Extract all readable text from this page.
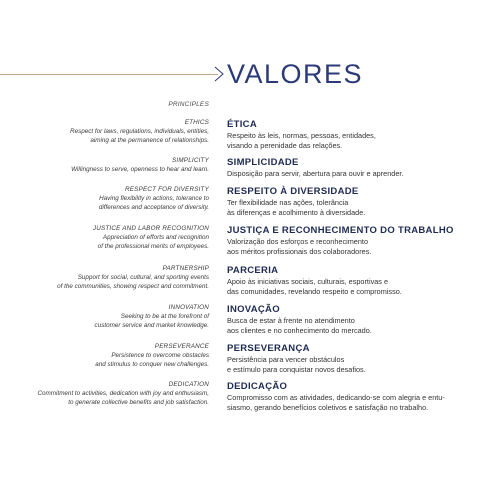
VALORES
PRINCIPLES
ETHICS
Respect for laws, regulations, individuals, entities,
aiming at the permanence of relationships.
ÉTICA
Respeito às leis, normas, pessoas, entidades,
visando a perenidade das relações.
SIMPLICITY
Willingness to serve, openness to hear and learn.
SIMPLICIDADE
Disposição para servir, abertura para ouvir e aprender.
RESPECT FOR DIVERSITY
Having flexibility in actions, tolerance to
differences and acceptance of diversity.
RESPEITO À DIVERSIDADE
Ter flexibilidade nas ações, tolerância
às diferenças e acolhimento à diversidade.
JUSTICE AND LABOR RECOGNITION
Appreciation of efforts and recognition
of the professional merits of employees.
JUSTIÇA E RECONHECIMENTO DO TRABALHO
Valorização dos esforços e reconhecimento
aos méritos profissionais dos colaboradores.
PARTNERSHIP
Support for social, cultural, and sporting events
of the communities, showing respect and commitment.
PARCERIA
Apoio às iniciativas sociais, culturais, esportivas e
das comunidades, revelando respeito e compromisso.
INNOVATION
Seeking to be at the forefront of
customer service and market knowledge.
INOVAÇÃO
Busca de estar à frente no atendimento
aos clientes e no conhecimento do mercado.
PERSEVERANCE
Persistence to overcome obstacles
and stimulus to conquer new challenges.
PERSEVERANÇA
Persistência para vencer obstáculos
e estímulo para conquistar novos desafios.
DEDICATION
Commitment to activities, dedication with joy and enthusiasm,
to generate collective benefits and job satisfaction.
DEDICAÇÃO
Compromisso com as atividades, dedicando-se com alegria e entu-
siasmo, gerando benefícios coletivos e satisfação no trabalho.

════════

— Task —
Copy the records exactly. Skip the pictures.

— The answer —
Extract all readable text from this page.
VALORES
PRINCIPLES
ETHICS
Respect for laws, regulations, individuals, entities,
aiming at the permanence of relationships.
ÉTICA
Respeito às leis, normas, pessoas, entidades,
visando a perenidade das relações.
SIMPLICITY
Willingness to serve, openness to hear and learn.
SIMPLICIDADE
Disposição para servir, abertura para ouvir e aprender.
RESPECT FOR DIVERSITY
Having flexibility in actions, tolerance to
differences and acceptance of diversity.
RESPEITO À DIVERSIDADE
Ter flexibilidade nas ações, tolerância
às diferenças e acolhimento à diversidade.
JUSTICE AND LABOR RECOGNITION
Appreciation of efforts and recognition
of the professional merits of employees.
JUSTIÇA E RECONHECIMENTO DO TRABALHO
Valorização dos esforços e reconhecimento
aos méritos profissionais dos colaboradores.
PARTNERSHIP
Support for social, cultural, and sporting events
of the communities, showing respect and commitment.
PARCERIA
Apoio às iniciativas sociais, culturais, esportivas e
das comunidades, revelando respeito e compromisso.
INNOVATION
Seeking to be at the forefront of
customer service and market knowledge.
INOVAÇÃO
Busca de estar à frente no atendimento
aos clientes e no conhecimento do mercado.
PERSEVERANCE
Persistence to overcome obstacles
and stimulus to conquer new challenges.
PERSEVERANÇA
Persistência para vencer obstáculos
e estímulo para conquistar novos desafios.
DEDICATION
Commitment to activities, dedication with joy and enthusiasm,
to generate collective benefits and job satisfaction.
DEDICAÇÃO
Compromisso com as atividades, dedicando-se com alegria e entu-
siasmo, gerando benefícios coletivos e satisfação no trabalho.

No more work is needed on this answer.